> _Work to do_
Copy every line of the data exactly, leaving nothing out.
--- START ---
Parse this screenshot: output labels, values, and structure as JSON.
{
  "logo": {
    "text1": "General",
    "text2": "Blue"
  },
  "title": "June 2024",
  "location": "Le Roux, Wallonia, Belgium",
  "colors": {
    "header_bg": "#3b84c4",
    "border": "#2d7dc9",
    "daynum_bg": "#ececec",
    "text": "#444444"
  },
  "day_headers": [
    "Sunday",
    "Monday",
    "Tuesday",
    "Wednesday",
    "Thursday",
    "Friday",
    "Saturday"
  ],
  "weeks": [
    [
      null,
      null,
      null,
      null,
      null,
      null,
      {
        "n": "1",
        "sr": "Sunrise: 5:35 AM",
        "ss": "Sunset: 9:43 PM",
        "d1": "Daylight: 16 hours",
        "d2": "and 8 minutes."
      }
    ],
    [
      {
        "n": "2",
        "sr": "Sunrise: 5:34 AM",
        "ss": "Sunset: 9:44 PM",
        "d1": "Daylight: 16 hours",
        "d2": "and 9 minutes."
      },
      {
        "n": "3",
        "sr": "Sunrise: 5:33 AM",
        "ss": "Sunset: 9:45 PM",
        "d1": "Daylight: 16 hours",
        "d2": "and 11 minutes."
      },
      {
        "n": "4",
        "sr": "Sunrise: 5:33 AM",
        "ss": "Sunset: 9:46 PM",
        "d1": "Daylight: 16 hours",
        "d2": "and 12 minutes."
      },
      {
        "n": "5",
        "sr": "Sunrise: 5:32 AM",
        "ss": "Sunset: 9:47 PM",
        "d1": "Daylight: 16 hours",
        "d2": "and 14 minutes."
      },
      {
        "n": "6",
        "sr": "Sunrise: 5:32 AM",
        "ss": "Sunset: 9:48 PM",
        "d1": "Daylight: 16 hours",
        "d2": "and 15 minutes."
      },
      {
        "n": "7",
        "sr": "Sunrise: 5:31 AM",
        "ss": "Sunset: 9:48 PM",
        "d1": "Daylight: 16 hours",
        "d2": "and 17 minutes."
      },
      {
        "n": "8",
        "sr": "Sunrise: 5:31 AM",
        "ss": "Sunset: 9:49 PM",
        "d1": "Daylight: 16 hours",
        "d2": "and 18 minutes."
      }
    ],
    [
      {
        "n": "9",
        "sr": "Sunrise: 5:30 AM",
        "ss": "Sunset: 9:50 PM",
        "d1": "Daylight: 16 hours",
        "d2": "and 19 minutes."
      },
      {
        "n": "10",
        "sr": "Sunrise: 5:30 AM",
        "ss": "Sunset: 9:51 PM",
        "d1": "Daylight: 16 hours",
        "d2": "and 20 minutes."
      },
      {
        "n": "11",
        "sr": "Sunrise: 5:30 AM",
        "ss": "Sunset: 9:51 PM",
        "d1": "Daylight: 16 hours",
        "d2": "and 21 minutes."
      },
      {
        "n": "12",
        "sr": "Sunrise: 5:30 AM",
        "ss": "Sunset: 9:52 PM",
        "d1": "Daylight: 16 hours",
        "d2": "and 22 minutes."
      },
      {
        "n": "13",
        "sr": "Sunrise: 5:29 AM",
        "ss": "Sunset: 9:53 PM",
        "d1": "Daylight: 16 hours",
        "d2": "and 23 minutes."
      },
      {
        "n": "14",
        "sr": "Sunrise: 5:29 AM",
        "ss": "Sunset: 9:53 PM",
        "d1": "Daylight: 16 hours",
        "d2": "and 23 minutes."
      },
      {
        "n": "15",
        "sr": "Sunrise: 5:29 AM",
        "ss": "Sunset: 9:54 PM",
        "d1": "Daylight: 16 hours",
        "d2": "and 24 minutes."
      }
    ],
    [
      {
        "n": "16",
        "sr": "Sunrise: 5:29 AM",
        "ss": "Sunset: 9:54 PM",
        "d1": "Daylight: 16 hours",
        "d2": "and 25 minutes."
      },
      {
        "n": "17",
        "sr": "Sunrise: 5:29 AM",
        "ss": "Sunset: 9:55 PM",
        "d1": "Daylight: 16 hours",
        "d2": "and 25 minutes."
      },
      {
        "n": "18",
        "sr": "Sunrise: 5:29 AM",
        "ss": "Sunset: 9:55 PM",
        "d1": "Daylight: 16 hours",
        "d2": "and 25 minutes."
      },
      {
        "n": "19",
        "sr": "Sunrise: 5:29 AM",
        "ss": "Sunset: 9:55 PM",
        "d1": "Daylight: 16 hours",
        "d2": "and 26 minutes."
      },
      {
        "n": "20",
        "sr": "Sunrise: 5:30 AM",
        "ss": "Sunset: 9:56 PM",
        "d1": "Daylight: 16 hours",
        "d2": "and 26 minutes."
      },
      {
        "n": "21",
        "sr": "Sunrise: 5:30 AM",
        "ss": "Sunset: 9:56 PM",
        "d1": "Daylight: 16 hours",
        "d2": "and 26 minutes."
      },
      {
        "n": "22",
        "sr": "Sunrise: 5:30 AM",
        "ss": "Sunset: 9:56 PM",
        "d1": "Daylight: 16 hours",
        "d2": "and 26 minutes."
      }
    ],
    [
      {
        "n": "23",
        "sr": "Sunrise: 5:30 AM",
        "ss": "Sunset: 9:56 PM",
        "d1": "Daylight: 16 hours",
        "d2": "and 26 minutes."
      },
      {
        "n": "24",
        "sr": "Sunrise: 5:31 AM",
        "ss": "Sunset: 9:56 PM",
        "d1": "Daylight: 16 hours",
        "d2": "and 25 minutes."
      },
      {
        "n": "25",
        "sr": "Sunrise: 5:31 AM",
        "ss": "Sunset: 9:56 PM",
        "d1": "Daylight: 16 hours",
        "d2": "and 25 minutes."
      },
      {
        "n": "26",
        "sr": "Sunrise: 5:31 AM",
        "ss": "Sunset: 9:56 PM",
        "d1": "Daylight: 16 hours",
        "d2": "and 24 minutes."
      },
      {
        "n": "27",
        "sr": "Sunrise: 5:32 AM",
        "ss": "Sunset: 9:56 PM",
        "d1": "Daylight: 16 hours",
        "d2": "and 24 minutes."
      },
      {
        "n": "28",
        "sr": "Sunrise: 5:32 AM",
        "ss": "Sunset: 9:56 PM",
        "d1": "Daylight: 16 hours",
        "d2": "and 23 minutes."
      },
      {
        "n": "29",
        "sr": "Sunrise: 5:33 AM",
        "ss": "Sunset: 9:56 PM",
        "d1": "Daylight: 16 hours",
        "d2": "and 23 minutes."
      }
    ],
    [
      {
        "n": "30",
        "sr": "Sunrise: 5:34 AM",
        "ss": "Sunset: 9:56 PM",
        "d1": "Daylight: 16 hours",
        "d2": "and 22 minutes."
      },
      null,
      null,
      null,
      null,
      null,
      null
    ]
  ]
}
--- END ---
> _Correct output_
Parse this screenshot: output labels, values, and structure as JSON.
{
  "logo": {
    "text1": "General",
    "text2": "Blue"
  },
  "title": "June 2024",
  "location": "Le Roux, Wallonia, Belgium",
  "colors": {
    "header_bg": "#3b84c4",
    "border": "#2d7dc9",
    "daynum_bg": "#ececec",
    "text": "#444444"
  },
  "day_headers": [
    "Sunday",
    "Monday",
    "Tuesday",
    "Wednesday",
    "Thursday",
    "Friday",
    "Saturday"
  ],
  "weeks": [
    [
      null,
      null,
      null,
      null,
      null,
      null,
      {
        "n": "1",
        "sr": "Sunrise: 5:35 AM",
        "ss": "Sunset: 9:43 PM",
        "d1": "Daylight: 16 hours",
        "d2": "and 8 minutes."
      }
    ],
    [
      {
        "n": "2",
        "sr": "Sunrise: 5:34 AM",
        "ss": "Sunset: 9:44 PM",
        "d1": "Daylight: 16 hours",
        "d2": "and 9 minutes."
      },
      {
        "n": "3",
        "sr": "Sunrise: 5:33 AM",
        "ss": "Sunset: 9:45 PM",
        "d1": "Daylight: 16 hours",
        "d2": "and 11 minutes."
      },
      {
        "n": "4",
        "sr": "Sunrise: 5:33 AM",
        "ss": "Sunset: 9:46 PM",
        "d1": "Daylight: 16 hours",
        "d2": "and 12 minutes."
      },
      {
        "n": "5",
        "sr": "Sunrise: 5:32 AM",
        "ss": "Sunset: 9:47 PM",
        "d1": "Daylight: 16 hours",
        "d2": "and 14 minutes."
      },
      {
        "n": "6",
        "sr": "Sunrise: 5:32 AM",
        "ss": "Sunset: 9:48 PM",
        "d1": "Daylight: 16 hours",
        "d2": "and 15 minutes."
      },
      {
        "n": "7",
        "sr": "Sunrise: 5:31 AM",
        "ss": "Sunset: 9:48 PM",
        "d1": "Daylight: 16 hours",
        "d2": "and 17 minutes."
      },
      {
        "n": "8",
        "sr": "Sunrise: 5:31 AM",
        "ss": "Sunset: 9:49 PM",
        "d1": "Daylight: 16 hours",
        "d2": "and 18 minutes."
      }
    ],
    [
      {
        "n": "9",
        "sr": "Sunrise: 5:30 AM",
        "ss": "Sunset: 9:50 PM",
        "d1": "Daylight: 16 hours",
        "d2": "and 19 minutes."
      },
      {
        "n": "10",
        "sr": "Sunrise: 5:30 AM",
        "ss": "Sunset: 9:51 PM",
        "d1": "Daylight: 16 hours",
        "d2": "and 20 minutes."
      },
      {
        "n": "11",
        "sr": "Sunrise: 5:30 AM",
        "ss": "Sunset: 9:51 PM",
        "d1": "Daylight: 16 hours",
        "d2": "and 21 minutes."
      },
      {
        "n": "12",
        "sr": "Sunrise: 5:30 AM",
        "ss": "Sunset: 9:52 PM",
        "d1": "Daylight: 16 hours",
        "d2": "and 22 minutes."
      },
      {
        "n": "13",
        "sr": "Sunrise: 5:29 AM",
        "ss": "Sunset: 9:53 PM",
        "d1": "Daylight: 16 hours",
        "d2": "and 23 minutes."
      },
      {
        "n": "14",
        "sr": "Sunrise: 5:29 AM",
        "ss": "Sunset: 9:53 PM",
        "d1": "Daylight: 16 hours",
        "d2": "and 23 minutes."
      },
      {
        "n": "15",
        "sr": "Sunrise: 5:29 AM",
        "ss": "Sunset: 9:54 PM",
        "d1": "Daylight: 16 hours",
        "d2": "and 24 minutes."
      }
    ],
    [
      {
        "n": "16",
        "sr": "Sunrise: 5:29 AM",
        "ss": "Sunset: 9:54 PM",
        "d1": "Daylight: 16 hours",
        "d2": "and 25 minutes."
      },
      {
        "n": "17",
        "sr": "Sunrise: 5:29 AM",
        "ss": "Sunset: 9:55 PM",
        "d1": "Daylight: 16 hours",
        "d2": "and 25 minutes."
      },
      {
        "n": "18",
        "sr": "Sunrise: 5:29 AM",
        "ss": "Sunset: 9:55 PM",
        "d1": "Daylight: 16 hours",
        "d2": "and 25 minutes."
      },
      {
        "n": "19",
        "sr": "Sunrise: 5:29 AM",
        "ss": "Sunset: 9:55 PM",
        "d1": "Daylight: 16 hours",
        "d2": "and 26 minutes."
      },
      {
        "n": "20",
        "sr": "Sunrise: 5:30 AM",
        "ss": "Sunset: 9:56 PM",
        "d1": "Daylight: 16 hours",
        "d2": "and 26 minutes."
      },
      {
        "n": "21",
        "sr": "Sunrise: 5:30 AM",
        "ss": "Sunset: 9:56 PM",
        "d1": "Daylight: 16 hours",
        "d2": "and 26 minutes."
      },
      {
        "n": "22",
        "sr": "Sunrise: 5:30 AM",
        "ss": "Sunset: 9:56 PM",
        "d1": "Daylight: 16 hours",
        "d2": "and 26 minutes."
      }
    ],
    [
      {
        "n": "23",
        "sr": "Sunrise: 5:30 AM",
        "ss": "Sunset: 9:56 PM",
        "d1": "Daylight: 16 hours",
        "d2": "and 26 minutes."
      },
      {
        "n": "24",
        "sr": "Sunrise: 5:31 AM",
        "ss": "Sunset: 9:56 PM",
        "d1": "Daylight: 16 hours",
        "d2": "and 25 minutes."
      },
      {
        "n": "25",
        "sr": "Sunrise: 5:31 AM",
        "ss": "Sunset: 9:56 PM",
        "d1": "Daylight: 16 hours",
        "d2": "and 25 minutes."
      },
      {
        "n": "26",
        "sr": "Sunrise: 5:31 AM",
        "ss": "Sunset: 9:56 PM",
        "d1": "Daylight: 16 hours",
        "d2": "and 24 minutes."
      },
      {
        "n": "27",
        "sr": "Sunrise: 5:32 AM",
        "ss": "Sunset: 9:56 PM",
        "d1": "Daylight: 16 hours",
        "d2": "and 24 minutes."
      },
      {
        "n": "28",
        "sr": "Sunrise: 5:32 AM",
        "ss": "Sunset: 9:56 PM",
        "d1": "Daylight: 16 hours",
        "d2": "and 23 minutes."
      },
      {
        "n": "29",
        "sr": "Sunrise: 5:33 AM",
        "ss": "Sunset: 9:56 PM",
        "d1": "Daylight: 16 hours",
        "d2": "and 23 minutes."
      }
    ],
    [
      {
        "n": "30",
        "sr": "Sunrise: 5:34 AM",
        "ss": "Sunset: 9:56 PM",
        "d1": "Daylight: 16 hours",
        "d2": "and 22 minutes."
      },
      null,
      null,
      null,
      null,
      null,
      null
    ]
  ]
}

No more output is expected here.